Begin Data in this exercise

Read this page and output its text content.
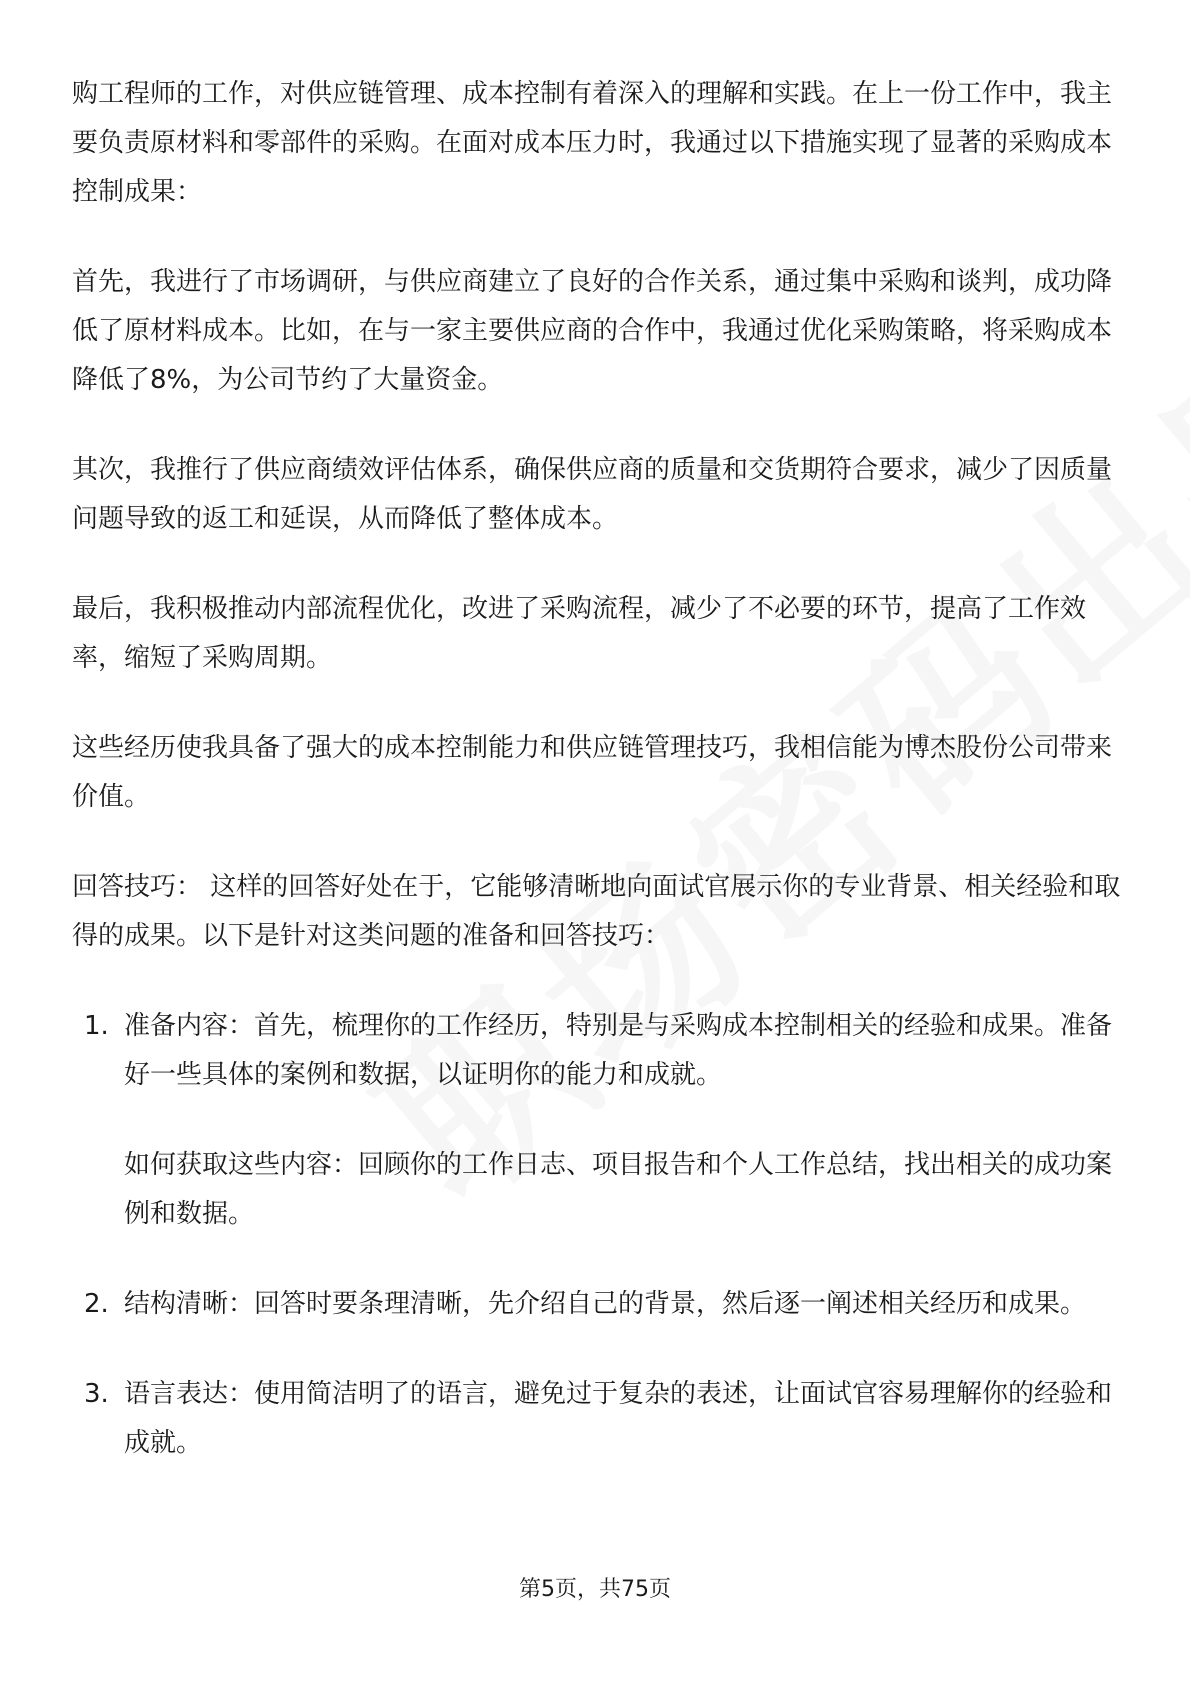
购工程师的工作，对供应链管理、成本控制有着深入的理解和实践。在上一份工作中，我主要负责原材料和零部件的采购。在面对成本压力时，我通过以下措施实现了显著的采购成本控制成果：

首先，我进行了市场调研，与供应商建立了良好的合作关系，通过集中采购和谈判，成功降低了原材料成本。比如，在与一家主要供应商的合作中，我通过优化采购策略，将采购成本降低了8%，为公司节约了大量资金。

其次，我推行了供应商绩效评估体系，确保供应商的质量和交货期符合要求，减少了因质量问题导致的返工和延误，从而降低了整体成本。

最后，我积极推动内部流程优化，改进了采购流程，减少了不必要的环节，提高了工作效率，缩短了采购周期。

这些经历使我具备了强大的成本控制能力和供应链管理技巧，我相信能为博杰股份公司带来价值。

回答技巧： 这样的回答好处在于，它能够清晰地向面试官展示你的专业背景、相关经验和取得的成果。以下是针对这类问题的准备和回答技巧：

1. 准备内容：首先，梳理你的工作经历，特别是与采购成本控制相关的经验和成果。准备好一些具体的案例和数据，以证明你的能力和成就。

如何获取这些内容：回顾你的工作日志、项目报告和个人工作总结，找出相关的成功案例和数据。

2. 结构清晰：回答时要条理清晰，先介绍自己的背景，然后逐一阐述相关经历和成果。

3. 语言表达：使用简洁明了的语言，避免过于复杂的表述，让面试官容易理解你的经验和成就。

第5页，共75页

End Data in this exercise

* _Task to complete_: Copy out all of the data word for word. Do not carry over any picture.

* _Correct answer_:
Read this page and output its text content.
购工程师的工作，对供应链管理、成本控制有着深入的理解和实践。在上一份工作中，我主要负责原材料和零部件的采购。在面对成本压力时，我通过以下措施实现了显著的采购成本控制成果：

首先，我进行了市场调研，与供应商建立了良好的合作关系，通过集中采购和谈判，成功降低了原材料成本。比如，在与一家主要供应商的合作中，我通过优化采购策略，将采购成本降低了8%，为公司节约了大量资金。

其次，我推行了供应商绩效评估体系，确保供应商的质量和交货期符合要求，减少了因质量问题导致的返工和延误，从而降低了整体成本。

最后，我积极推动内部流程优化，改进了采购流程，减少了不必要的环节，提高了工作效率，缩短了采购周期。

这些经历使我具备了强大的成本控制能力和供应链管理技巧，我相信能为博杰股份公司带来价值。

回答技巧： 这样的回答好处在于，它能够清晰地向面试官展示你的专业背景、相关经验和取得的成果。以下是针对这类问题的准备和回答技巧：

1. 准备内容：首先，梳理你的工作经历，特别是与采购成本控制相关的经验和成果。准备好一些具体的案例和数据，以证明你的能力和成就。

如何获取这些内容：回顾你的工作日志、项目报告和个人工作总结，找出相关的成功案例和数据。

2. 结构清晰：回答时要条理清晰，先介绍自己的背景，然后逐一阐述相关经历和成果。

3. 语言表达：使用简洁明了的语言，避免过于复杂的表述，让面试官容易理解你的经验和成就。

第5页，共75页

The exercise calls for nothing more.